■ Objective: Output each entry verbatim and exclude every picture from it.

■ Records to process:
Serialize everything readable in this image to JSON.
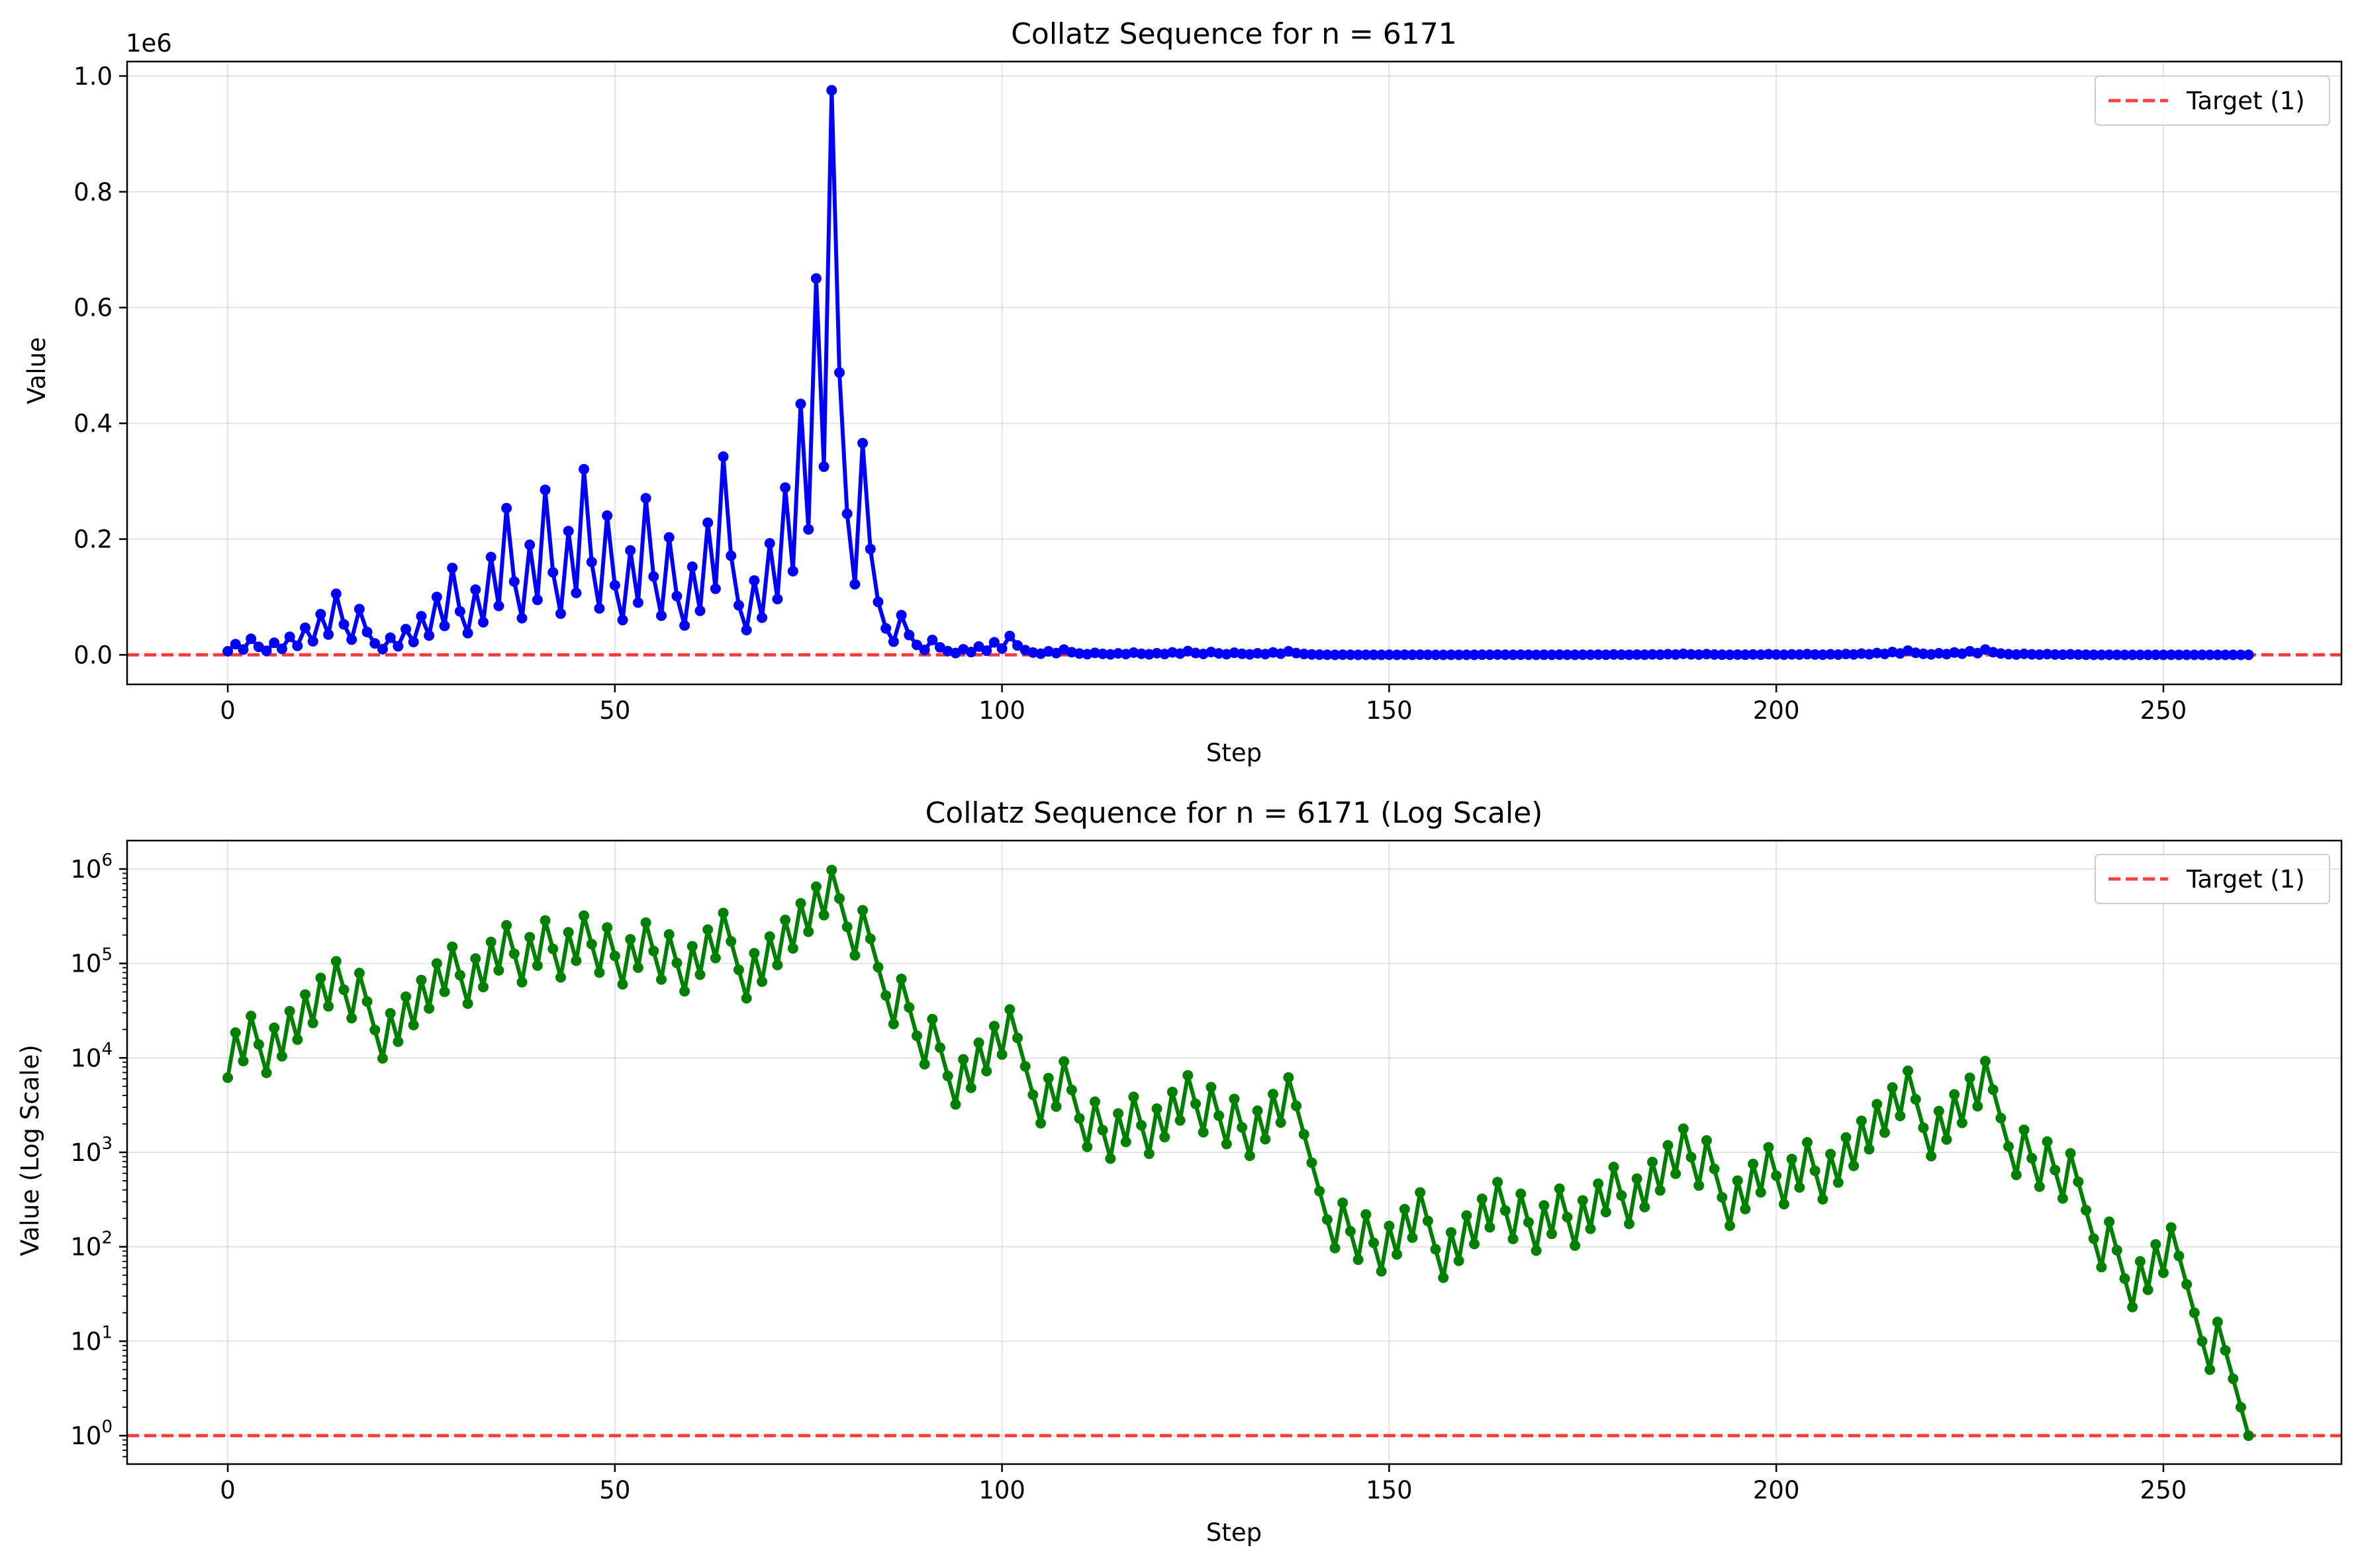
{
  "chart_data": [
    {
      "type": "line",
      "title": "Collatz Sequence for n = 6171",
      "xlabel": "Step",
      "ylabel": "Value",
      "y_offset_label": "1e6",
      "yscale": "linear",
      "xlim": [
        -13,
        273
      ],
      "ylim": [
        -51000,
        1025000
      ],
      "xticks": [
        0,
        50,
        100,
        150,
        200,
        250
      ],
      "yticks": [
        0,
        200000,
        400000,
        600000,
        800000,
        1000000
      ],
      "ytick_labels": [
        "0.0",
        "0.2",
        "0.4",
        "0.6",
        "0.8",
        "1.0"
      ],
      "grid": true,
      "legend_position": "top-right",
      "series": [
        {
          "name": "",
          "color": "#0000ff",
          "source": "collatz",
          "start": 6171,
          "marker": "circle"
        },
        {
          "name": "Target (1)",
          "color": "#ff0000",
          "style": "dashed",
          "constant": 1
        }
      ]
    },
    {
      "type": "line",
      "title": "Collatz Sequence for n = 6171 (Log Scale)",
      "xlabel": "Step",
      "ylabel": "Value (Log Scale)",
      "yscale": "log",
      "xlim": [
        -13,
        273
      ],
      "ylim": [
        0.5,
        2000000
      ],
      "xticks": [
        0,
        50,
        100,
        150,
        200,
        250
      ],
      "ytick_exponents": [
        "0",
        "1",
        "2",
        "3",
        "4",
        "5",
        "6"
      ],
      "ytick_base": "10",
      "grid": true,
      "legend_position": "top-right",
      "series": [
        {
          "name": "",
          "color": "#008000",
          "source": "collatz",
          "start": 6171,
          "marker": "circle"
        },
        {
          "name": "Target (1)",
          "color": "#ff0000",
          "style": "dashed",
          "constant": 1
        }
      ]
    }
  ]
}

■ The solution:
Serialize everything readable in this image to JSON.
{
  "chart_data": [
    {
      "type": "line",
      "title": "Collatz Sequence for n = 6171",
      "xlabel": "Step",
      "ylabel": "Value",
      "y_offset_label": "1e6",
      "yscale": "linear",
      "xlim": [
        -13,
        273
      ],
      "ylim": [
        -51000,
        1025000
      ],
      "xticks": [
        0,
        50,
        100,
        150,
        200,
        250
      ],
      "yticks": [
        0,
        200000,
        400000,
        600000,
        800000,
        1000000
      ],
      "ytick_labels": [
        "0.0",
        "0.2",
        "0.4",
        "0.6",
        "0.8",
        "1.0"
      ],
      "grid": true,
      "legend_position": "top-right",
      "series": [
        {
          "name": "",
          "color": "#0000ff",
          "source": "collatz",
          "start": 6171,
          "marker": "circle"
        },
        {
          "name": "Target (1)",
          "color": "#ff0000",
          "style": "dashed",
          "constant": 1
        }
      ]
    },
    {
      "type": "line",
      "title": "Collatz Sequence for n = 6171 (Log Scale)",
      "xlabel": "Step",
      "ylabel": "Value (Log Scale)",
      "yscale": "log",
      "xlim": [
        -13,
        273
      ],
      "ylim": [
        0.5,
        2000000
      ],
      "xticks": [
        0,
        50,
        100,
        150,
        200,
        250
      ],
      "ytick_exponents": [
        "0",
        "1",
        "2",
        "3",
        "4",
        "5",
        "6"
      ],
      "ytick_base": "10",
      "grid": true,
      "legend_position": "top-right",
      "series": [
        {
          "name": "",
          "color": "#008000",
          "source": "collatz",
          "start": 6171,
          "marker": "circle"
        },
        {
          "name": "Target (1)",
          "color": "#ff0000",
          "style": "dashed",
          "constant": 1
        }
      ]
    }
  ]
}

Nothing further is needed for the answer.